[Stored entries]
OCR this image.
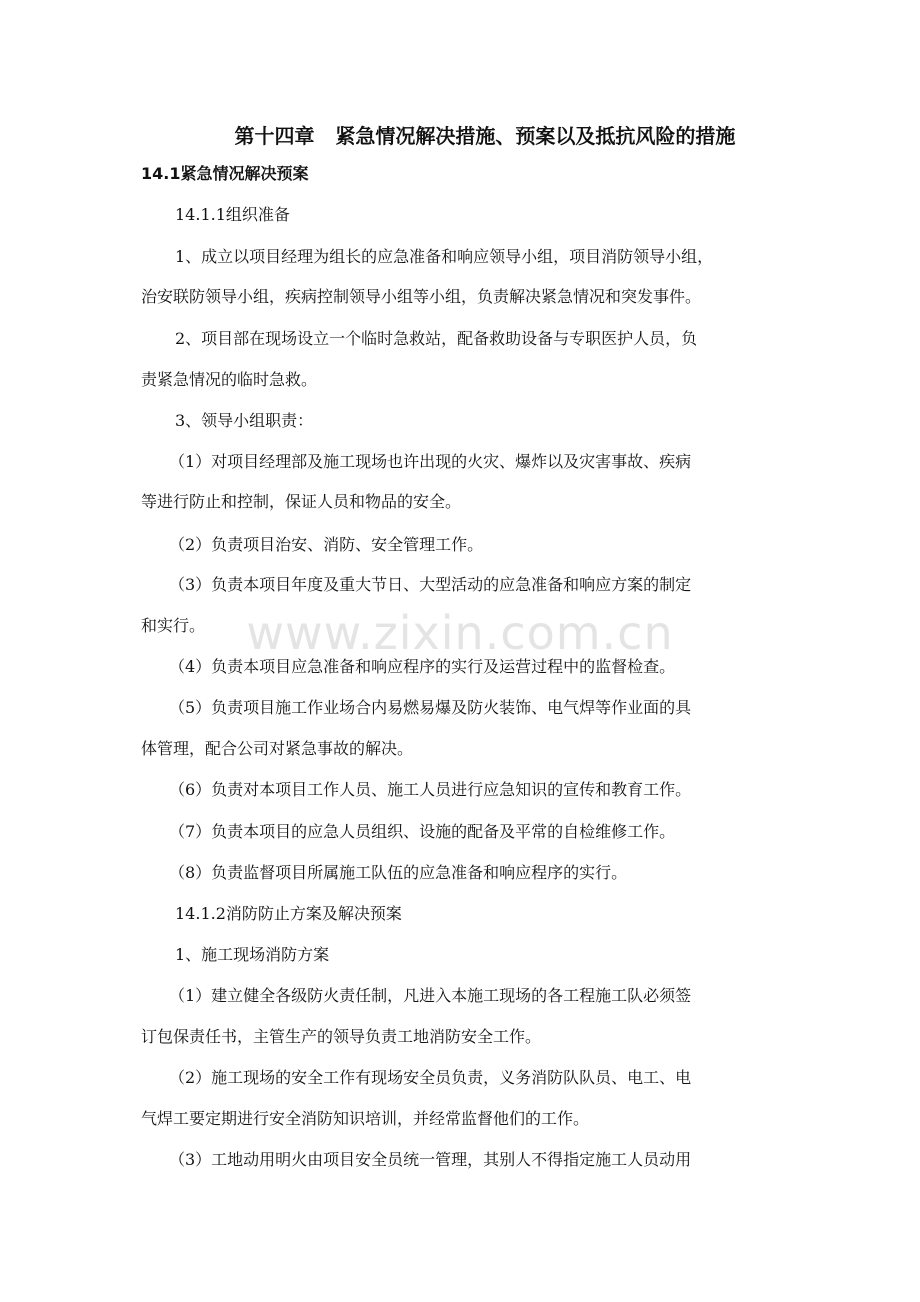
www.zixin.com.cn
第十四章   紧急情况解决措施、预案以及抵抗风险的措施
14.1紧急情况解决预案
14.1.1组织准备
1、成立以项目经理为组长的应急准备和响应领导小组，项目消防领导小组，
治安联防领导小组，疾病控制领导小组等小组，负责解决紧急情况和突发事件。
2、项目部在现场设立一个临时急救站，配备救助设备与专职医护人员，负
责紧急情况的临时急救。
3、领导小组职责：
（1）对项目经理部及施工现场也许出现的火灾、爆炸以及灾害事故、疾病
等进行防止和控制，保证人员和物品的安全。
（2）负责项目治安、消防、安全管理工作。
（3）负责本项目年度及重大节日、大型活动的应急准备和响应方案的制定
和实行。
（4）负责本项目应急准备和响应程序的实行及运营过程中的监督检查。
（5）负责项目施工作业场合内易燃易爆及防火装饰、电气焊等作业面的具
体管理，配合公司对紧急事故的解决。
（6）负责对本项目工作人员、施工人员进行应急知识的宣传和教育工作。
（7）负责本项目的应急人员组织、设施的配备及平常的自检维修工作。
（8）负责监督项目所属施工队伍的应急准备和响应程序的实行。
14.1.2消防防止方案及解决预案
1、施工现场消防方案
（1）建立健全各级防火责任制，凡进入本施工现场的各工程施工队必须签
订包保责任书，主管生产的领导负责工地消防安全工作。
（2）施工现场的安全工作有现场安全员负责，义务消防队队员、电工、电
气焊工要定期进行安全消防知识培训，并经常监督他们的工作。
（3）工地动用明火由项目安全员统一管理，其别人不得指定施工人员动用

**TASK TO COMPLETE**
Repeat the data above exactly, but not the pictures.

**REPLY TO THE EXERCISE**
OCR this image.
www.zixin.com.cn
第十四章   紧急情况解决措施、预案以及抵抗风险的措施
14.1紧急情况解决预案
14.1.1组织准备
1、成立以项目经理为组长的应急准备和响应领导小组，项目消防领导小组，
治安联防领导小组，疾病控制领导小组等小组，负责解决紧急情况和突发事件。
2、项目部在现场设立一个临时急救站，配备救助设备与专职医护人员，负
责紧急情况的临时急救。
3、领导小组职责：
（1）对项目经理部及施工现场也许出现的火灾、爆炸以及灾害事故、疾病
等进行防止和控制，保证人员和物品的安全。
（2）负责项目治安、消防、安全管理工作。
（3）负责本项目年度及重大节日、大型活动的应急准备和响应方案的制定
和实行。
（4）负责本项目应急准备和响应程序的实行及运营过程中的监督检查。
（5）负责项目施工作业场合内易燃易爆及防火装饰、电气焊等作业面的具
体管理，配合公司对紧急事故的解决。
（6）负责对本项目工作人员、施工人员进行应急知识的宣传和教育工作。
（7）负责本项目的应急人员组织、设施的配备及平常的自检维修工作。
（8）负责监督项目所属施工队伍的应急准备和响应程序的实行。
14.1.2消防防止方案及解决预案
1、施工现场消防方案
（1）建立健全各级防火责任制，凡进入本施工现场的各工程施工队必须签
订包保责任书，主管生产的领导负责工地消防安全工作。
（2）施工现场的安全工作有现场安全员负责，义务消防队队员、电工、电
气焊工要定期进行安全消防知识培训，并经常监督他们的工作。
（3）工地动用明火由项目安全员统一管理，其别人不得指定施工人员动用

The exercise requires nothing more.